WHAT TO PRODUCE – Pictures aside, repeat every entry exactly.

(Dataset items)
+ + + + + + +
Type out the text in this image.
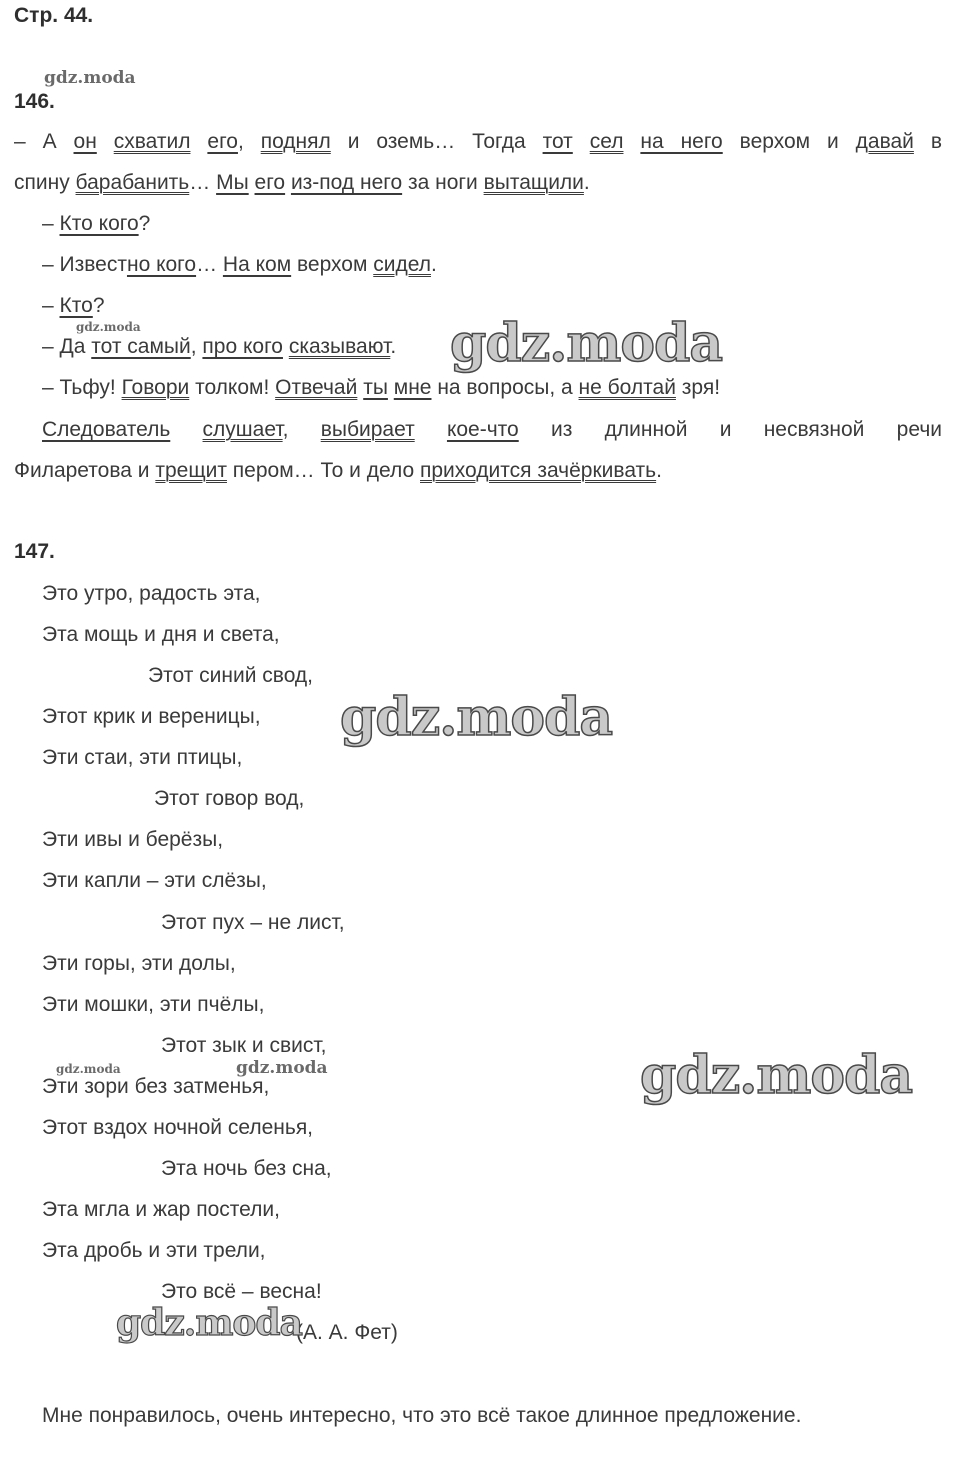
Стр. 44.
146.
– А он схватил его, поднял и оземь… Тогда тот сел на него верхом и давай в
спину барабанить… Мы его из-под него за ноги вытащили.
– Кто кого?
– Известно кого… На ком верхом сидел.
– Кто?
– Да тот самый, про кого сказывают.
– Тьфу! Говори толком! Отвечай ты мне на вопросы, а не болтай зря!
Следователь слушает, выбирает кое-что из длинной и несвязной речи
Филаретова и трещит пером… То и дело приходится зачёркивать.
147.
Это утро, радость эта,
Эта мощь и дня и света,
Этот синий свод,
Этот крик и вереницы,
Эти стаи, эти птицы,
Этот говор вод,
Эти ивы и берёзы,
Эти капли – эти слёзы,
Этот пух – не лист,
Эти горы, эти долы,
Эти мошки, эти пчёлы,
Этот зык и свист,
Эти зори без затменья,
Этот вздох ночной селенья,
Эта ночь без сна,
Эта мгла и жар постели,
Эта дробь и эти трели,
Это всё – весна!
(А. А. Фет)
Мне понравилось, очень интересно, что это всё такое длинное предложение.
gdz.moda
gdz.moda	gdz.moda
gdz.moda
gdz.moda	gdz.moda	gdz.moda
gdz.moda
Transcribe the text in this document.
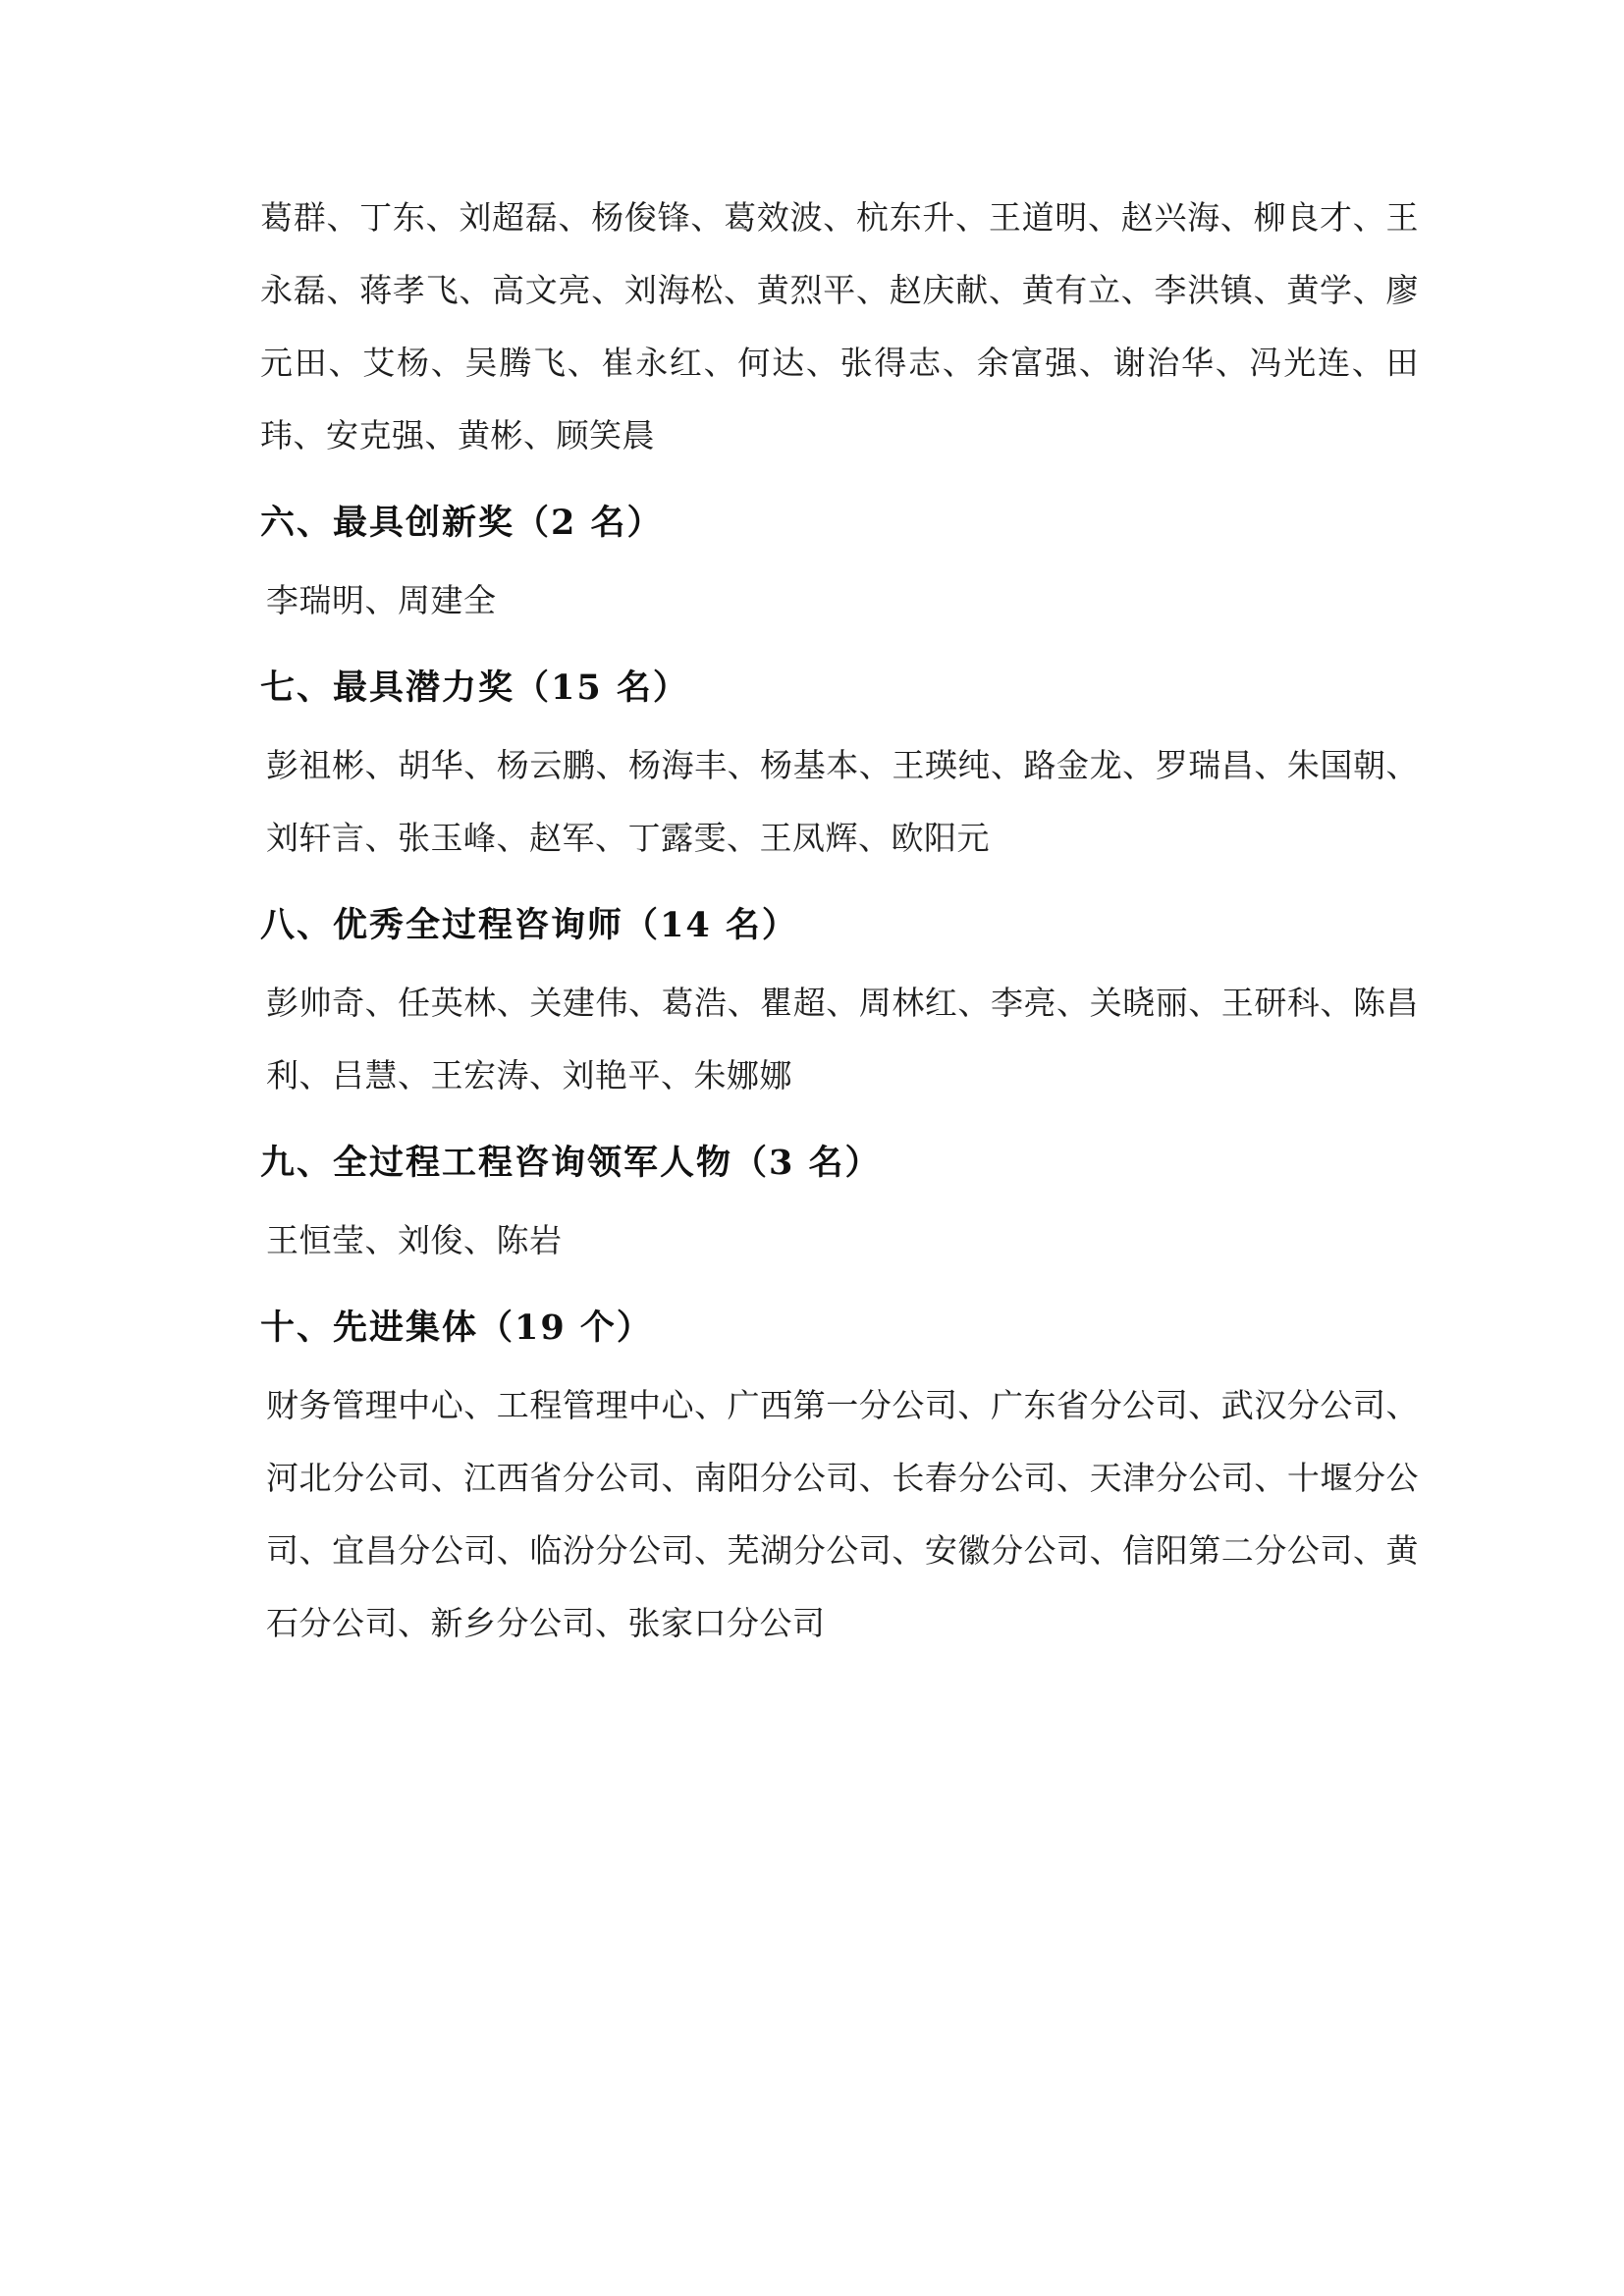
葛群、丁东、刘超磊、杨俊锋、葛效波、杭东升、王道明、赵兴海、柳良才、王永磊、蒋孝飞、高文亮、刘海松、黄烈平、赵庆献、黄有立、李洪镇、黄学、廖元田、艾杨、吴腾飞、崔永红、何达、张得志、余富强、谢治华、冯光连、田玮、安克强、黄彬、顾笑晨

六、最具创新奖（2 名）

李瑞明、周建全

七、最具潜力奖（15 名）

彭祖彬、胡华、杨云鹏、杨海丰、杨基本、王瑛纯、路金龙、罗瑞昌、朱国朝、刘轩言、张玉峰、赵军、丁露雯、王凤辉、欧阳元

八、优秀全过程咨询师（14 名）

彭帅奇、任英林、关建伟、葛浩、瞿超、周林红、李亮、关晓丽、王研科、陈昌利、吕慧、王宏涛、刘艳平、朱娜娜

九、全过程工程咨询领军人物（3 名）

王恒莹、刘俊、陈岩

十、先进集体（19 个）

财务管理中心、工程管理中心、广西第一分公司、广东省分公司、武汉分公司、河北分公司、江西省分公司、南阳分公司、长春分公司、天津分公司、十堰分公司、宜昌分公司、临汾分公司、芜湖分公司、安徽分公司、信阳第二分公司、黄石分公司、新乡分公司、张家口分公司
+ + + + + + +
EXERCISE SOLUTION –
Type out the text in this image.
Стр. 44.
146.
– А он схватил его, поднял и оземь… Тогда тот сел на него верхом и давай в
спину барабанить… Мы его из-под него за ноги вытащили.
– Кто кого?
– Известно кого… На ком верхом сидел.
– Кто?
– Да тот самый, про кого сказывают.
– Тьфу! Говори толком! Отвечай ты мне на вопросы, а не болтай зря!
Следователь слушает, выбирает кое-что из длинной и несвязной речи
Филаретова и трещит пером… То и дело приходится зачёркивать.
147.
Это утро, радость эта,
Эта мощь и дня и света,
Этот синий свод,
Этот крик и вереницы,
Эти стаи, эти птицы,
Этот говор вод,
Эти ивы и берёзы,
Эти капли – эти слёзы,
Этот пух – не лист,
Эти горы, эти долы,
Эти мошки, эти пчёлы,
Этот зык и свист,
Эти зори без затменья,
Этот вздох ночной селенья,
Эта ночь без сна,
Эта мгла и жар постели,
Эта дробь и эти трели,
Это всё – весна!
(А. А. Фет)
Мне понравилось, очень интересно, что это всё такое длинное предложение.
gdz.moda
gdz.moda	gdz.moda
gdz.moda
gdz.moda	gdz.moda	gdz.moda
gdz.moda
Transcribe the text in this document.
葛群、丁东、刘超磊、杨俊锋、葛效波、杭东升、王道明、赵兴海、柳良才、王永磊、蒋孝飞、高文亮、刘海松、黄烈平、赵庆献、黄有立、李洪镇、黄学、廖元田、艾杨、吴腾飞、崔永红、何达、张得志、余富强、谢治华、冯光连、田玮、安克强、黄彬、顾笑晨

六、最具创新奖（2 名）

李瑞明、周建全

七、最具潜力奖（15 名）

彭祖彬、胡华、杨云鹏、杨海丰、杨基本、王瑛纯、路金龙、罗瑞昌、朱国朝、刘轩言、张玉峰、赵军、丁露雯、王凤辉、欧阳元

八、优秀全过程咨询师（14 名）

彭帅奇、任英林、关建伟、葛浩、瞿超、周林红、李亮、关晓丽、王研科、陈昌利、吕慧、王宏涛、刘艳平、朱娜娜

九、全过程工程咨询领军人物（3 名）

王恒莹、刘俊、陈岩

十、先进集体（19 个）

财务管理中心、工程管理中心、广西第一分公司、广东省分公司、武汉分公司、河北分公司、江西省分公司、南阳分公司、长春分公司、天津分公司、十堰分公司、宜昌分公司、临汾分公司、芜湖分公司、安徽分公司、信阳第二分公司、黄石分公司、新乡分公司、张家口分公司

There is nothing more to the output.